WRITTEN EXERCISE – Recast the stretch from the line that contains "Circle shape xyxy=(273,110,283,120)" through the line that contains "Circle shape xyxy=(273,166,283,176)" as a numbered list, omitting any blank lines.

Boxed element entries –
※
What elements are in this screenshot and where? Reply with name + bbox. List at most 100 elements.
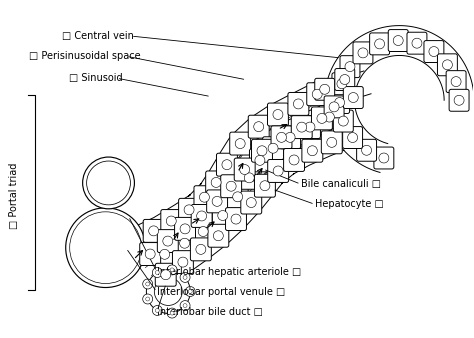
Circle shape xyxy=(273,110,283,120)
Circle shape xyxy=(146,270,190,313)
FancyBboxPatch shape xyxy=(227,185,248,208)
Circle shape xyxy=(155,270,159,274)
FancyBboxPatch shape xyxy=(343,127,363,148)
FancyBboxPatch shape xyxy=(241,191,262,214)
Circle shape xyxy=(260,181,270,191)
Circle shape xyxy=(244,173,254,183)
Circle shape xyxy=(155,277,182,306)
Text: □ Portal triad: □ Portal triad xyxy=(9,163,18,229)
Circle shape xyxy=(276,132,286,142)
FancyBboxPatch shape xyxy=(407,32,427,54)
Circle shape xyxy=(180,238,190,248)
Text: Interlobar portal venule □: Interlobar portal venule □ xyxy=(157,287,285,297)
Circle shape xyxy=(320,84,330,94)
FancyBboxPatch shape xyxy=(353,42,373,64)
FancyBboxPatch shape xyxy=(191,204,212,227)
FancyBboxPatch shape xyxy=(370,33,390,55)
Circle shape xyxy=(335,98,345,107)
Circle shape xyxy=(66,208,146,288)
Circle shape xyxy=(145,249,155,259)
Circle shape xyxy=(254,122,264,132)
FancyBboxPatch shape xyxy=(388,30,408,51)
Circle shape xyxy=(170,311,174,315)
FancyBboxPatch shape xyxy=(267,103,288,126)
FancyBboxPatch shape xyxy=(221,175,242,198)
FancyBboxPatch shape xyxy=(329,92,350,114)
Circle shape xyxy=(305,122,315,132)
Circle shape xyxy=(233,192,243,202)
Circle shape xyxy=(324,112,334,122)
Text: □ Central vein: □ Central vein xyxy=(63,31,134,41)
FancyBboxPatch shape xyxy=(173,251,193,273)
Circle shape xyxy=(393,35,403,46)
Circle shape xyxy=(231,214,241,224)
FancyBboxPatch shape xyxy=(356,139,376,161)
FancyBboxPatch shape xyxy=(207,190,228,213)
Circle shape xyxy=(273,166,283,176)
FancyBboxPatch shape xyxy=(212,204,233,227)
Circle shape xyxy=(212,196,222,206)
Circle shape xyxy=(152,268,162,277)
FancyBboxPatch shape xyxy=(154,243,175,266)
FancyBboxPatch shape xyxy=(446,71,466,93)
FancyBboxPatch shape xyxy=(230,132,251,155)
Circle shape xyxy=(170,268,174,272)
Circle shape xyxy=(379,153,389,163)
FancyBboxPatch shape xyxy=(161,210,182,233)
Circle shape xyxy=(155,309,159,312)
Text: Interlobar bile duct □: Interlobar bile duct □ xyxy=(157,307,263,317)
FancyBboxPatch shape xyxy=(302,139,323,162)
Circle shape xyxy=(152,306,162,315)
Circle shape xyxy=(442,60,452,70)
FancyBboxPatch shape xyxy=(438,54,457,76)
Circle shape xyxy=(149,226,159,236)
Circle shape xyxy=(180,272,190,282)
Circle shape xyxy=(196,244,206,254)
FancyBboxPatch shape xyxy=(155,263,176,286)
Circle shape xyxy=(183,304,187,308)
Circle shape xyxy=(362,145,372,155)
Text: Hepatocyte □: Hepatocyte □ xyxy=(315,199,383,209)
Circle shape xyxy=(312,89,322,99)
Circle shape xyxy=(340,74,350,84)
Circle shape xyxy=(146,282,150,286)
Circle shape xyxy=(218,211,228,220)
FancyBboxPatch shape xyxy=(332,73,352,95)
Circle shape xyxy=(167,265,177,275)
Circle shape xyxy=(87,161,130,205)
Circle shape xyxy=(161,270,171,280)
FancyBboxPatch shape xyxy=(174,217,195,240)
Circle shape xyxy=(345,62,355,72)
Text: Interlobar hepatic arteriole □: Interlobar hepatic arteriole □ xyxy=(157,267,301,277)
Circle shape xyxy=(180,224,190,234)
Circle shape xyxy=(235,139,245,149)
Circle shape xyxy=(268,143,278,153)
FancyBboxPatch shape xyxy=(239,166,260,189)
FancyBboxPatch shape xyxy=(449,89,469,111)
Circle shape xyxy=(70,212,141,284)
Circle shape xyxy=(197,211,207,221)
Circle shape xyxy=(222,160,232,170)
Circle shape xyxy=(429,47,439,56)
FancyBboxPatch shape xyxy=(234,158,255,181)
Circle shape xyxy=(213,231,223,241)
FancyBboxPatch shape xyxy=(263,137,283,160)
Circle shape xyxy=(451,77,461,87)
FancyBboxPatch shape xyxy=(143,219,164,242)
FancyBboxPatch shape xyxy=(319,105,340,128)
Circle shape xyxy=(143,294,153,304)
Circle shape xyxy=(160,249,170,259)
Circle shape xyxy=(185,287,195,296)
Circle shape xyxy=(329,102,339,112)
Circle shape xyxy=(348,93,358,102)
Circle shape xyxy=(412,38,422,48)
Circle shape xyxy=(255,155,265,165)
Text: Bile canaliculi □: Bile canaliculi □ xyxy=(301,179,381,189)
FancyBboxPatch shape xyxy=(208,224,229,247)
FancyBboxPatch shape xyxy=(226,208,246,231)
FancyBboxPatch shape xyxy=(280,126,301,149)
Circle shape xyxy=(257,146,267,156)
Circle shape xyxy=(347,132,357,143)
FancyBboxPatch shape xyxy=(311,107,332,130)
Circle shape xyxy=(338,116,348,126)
※
EXERCISE RESULT –
1. Circle shape xyxy=(273,110,283,120)
2. Circle shape xyxy=(146,270,190,313)
3. FancyBboxPatch shape xyxy=(227,185,248,208)
4. Circle shape xyxy=(155,270,159,274)
5. FancyBboxPatch shape xyxy=(343,127,363,148)
6. FancyBboxPatch shape xyxy=(241,191,262,214)
7. Circle shape xyxy=(260,181,270,191)
8. Circle shape xyxy=(244,173,254,183)
9. Circle shape xyxy=(155,277,182,306)
10. Text: □ Portal triad: □ Portal triad xyxy=(9,163,18,229)
11. Circle shape xyxy=(276,132,286,142)
12. FancyBboxPatch shape xyxy=(407,32,427,54)
13. Circle shape xyxy=(180,238,190,248)
14. Text: Interlobar portal venule □: Interlobar portal venule □ xyxy=(157,287,285,297)
15. Circle shape xyxy=(320,84,330,94)
16. FancyBboxPatch shape xyxy=(353,42,373,64)
17. FancyBboxPatch shape xyxy=(191,204,212,227)
18. FancyBboxPatch shape xyxy=(370,33,390,55)
19. Circle shape xyxy=(335,98,345,107)
20. Circle shape xyxy=(66,208,146,288)
21. Circle shape xyxy=(145,249,155,259)
22. Circle shape xyxy=(254,122,264,132)
23. FancyBboxPatch shape xyxy=(388,30,408,51)
24. Circle shape xyxy=(170,311,174,315)
25. FancyBboxPatch shape xyxy=(267,103,288,126)
26. FancyBboxPatch shape xyxy=(221,175,242,198)
27. FancyBboxPatch shape xyxy=(329,92,350,114)
28. Circle shape xyxy=(305,122,315,132)
29. Circle shape xyxy=(233,192,243,202)
30. Circle shape xyxy=(324,112,334,122)
31. Text: □ Central vein: □ Central vein xyxy=(63,31,134,41)
32. FancyBboxPatch shape xyxy=(173,251,193,273)
33. Circle shape xyxy=(393,35,403,46)
34. Circle shape xyxy=(231,214,241,224)
35. FancyBboxPatch shape xyxy=(356,139,376,161)
36. FancyBboxPatch shape xyxy=(207,190,228,213)
37. Circle shape xyxy=(273,166,283,176)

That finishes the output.